* _Data records_:

* * * * * * *

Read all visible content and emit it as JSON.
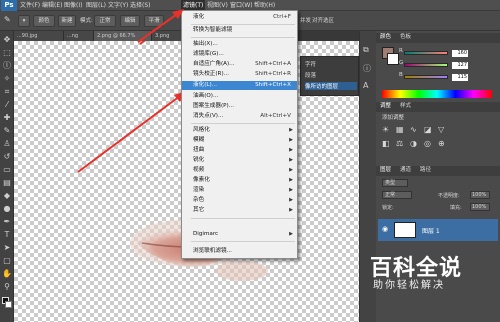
{
  "menubar": {
    "logo": "Ps",
    "items": [
      "文件(F)",
      "编辑(E)",
      "图像(I)",
      "图层(L)",
      "文字(Y)",
      "选择(S)",
      "滤镜(T)",
      "视图(V)",
      "窗口(W)",
      "帮助(H)"
    ]
  },
  "options": {
    "style_label": "颜色",
    "mode_label": "模式:",
    "mode_value": "正常",
    "button_new": "新建",
    "button_edit": "编辑",
    "button_smooth": "平滑",
    "button_right": "对齐选区",
    "label_end": "并发",
    "status_label": "状态"
  },
  "tabs": [
    "...90.jpg",
    "...ng",
    "2.png @ 66.7%",
    "3.png",
    "..."
  ],
  "canvas": {
    "image_description": "lips"
  },
  "filter_menu": {
    "items": [
      {
        "label": "液化",
        "shortcut": "Ctrl+F",
        "arrow": ""
      },
      {
        "label": "转换为智能滤镜",
        "shortcut": "",
        "arrow": ""
      },
      {
        "label": "抽出(X)...",
        "shortcut": "",
        "arrow": ""
      },
      {
        "label": "滤镜库(G)...",
        "shortcut": "",
        "arrow": ""
      },
      {
        "label": "自适应广角(A)...",
        "shortcut": "Shift+Ctrl+A",
        "arrow": ""
      },
      {
        "label": "镜头校正(R)...",
        "shortcut": "Shift+Ctrl+R",
        "arrow": ""
      },
      {
        "label": "液化(L)...",
        "shortcut": "Shift+Ctrl+X",
        "arrow": ""
      },
      {
        "label": "油画(O)...",
        "shortcut": "",
        "arrow": ""
      },
      {
        "label": "图案生成器(P)...",
        "shortcut": "",
        "arrow": ""
      },
      {
        "label": "消失点(V)...",
        "shortcut": "Alt+Ctrl+V",
        "arrow": ""
      },
      {
        "label": "风格化",
        "shortcut": "",
        "arrow": "▶"
      },
      {
        "label": "模糊",
        "shortcut": "",
        "arrow": "▶"
      },
      {
        "label": "扭曲",
        "shortcut": "",
        "arrow": "▶"
      },
      {
        "label": "锐化",
        "shortcut": "",
        "arrow": "▶"
      },
      {
        "label": "视频",
        "shortcut": "",
        "arrow": "▶"
      },
      {
        "label": "像素化",
        "shortcut": "",
        "arrow": "▶"
      },
      {
        "label": "渲染",
        "shortcut": "",
        "arrow": "▶"
      },
      {
        "label": "杂色",
        "shortcut": "",
        "arrow": "▶"
      },
      {
        "label": "其它",
        "shortcut": "",
        "arrow": "▶"
      },
      {
        "label": "Digimarc",
        "shortcut": "",
        "arrow": "▶"
      },
      {
        "label": "浏览联机滤镜...",
        "shortcut": "",
        "arrow": ""
      }
    ]
  },
  "color_panel": {
    "tabs": [
      "颜色",
      "色板"
    ],
    "r": "160",
    "g": "127",
    "b": "115",
    "r_label": "R",
    "g_label": "G",
    "b_label": "B",
    "fg_color": "#a07f73"
  },
  "adjust_panel": {
    "tabs": [
      "调整",
      "样式"
    ],
    "add_label": "添加调整"
  },
  "layers_panel": {
    "tabs": [
      "图层",
      "通道",
      "路径"
    ],
    "kind_label": "类型",
    "blend_mode": "正常",
    "opacity_label": "不透明度:",
    "opacity_value": "100%",
    "lock_label": "锁定:",
    "fill_label": "填充:",
    "fill_value": "100%",
    "layer_name": "图层 1"
  },
  "mini_panel": {
    "items": [
      "字符",
      "段落",
      "像所访的图层"
    ]
  },
  "watermark": {
    "title": "百科全说",
    "subtitle": "助你轻松解决"
  },
  "colors": {
    "menu_highlight": "#3c86d2",
    "arrow": "#e8312a",
    "app_bg": "#535353"
  }
}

* * * * * * *

* _GOAL_: Report only a number: how many lines in the material above contain the string "Ctrl".

* _THE COMPLETED TASK_: 5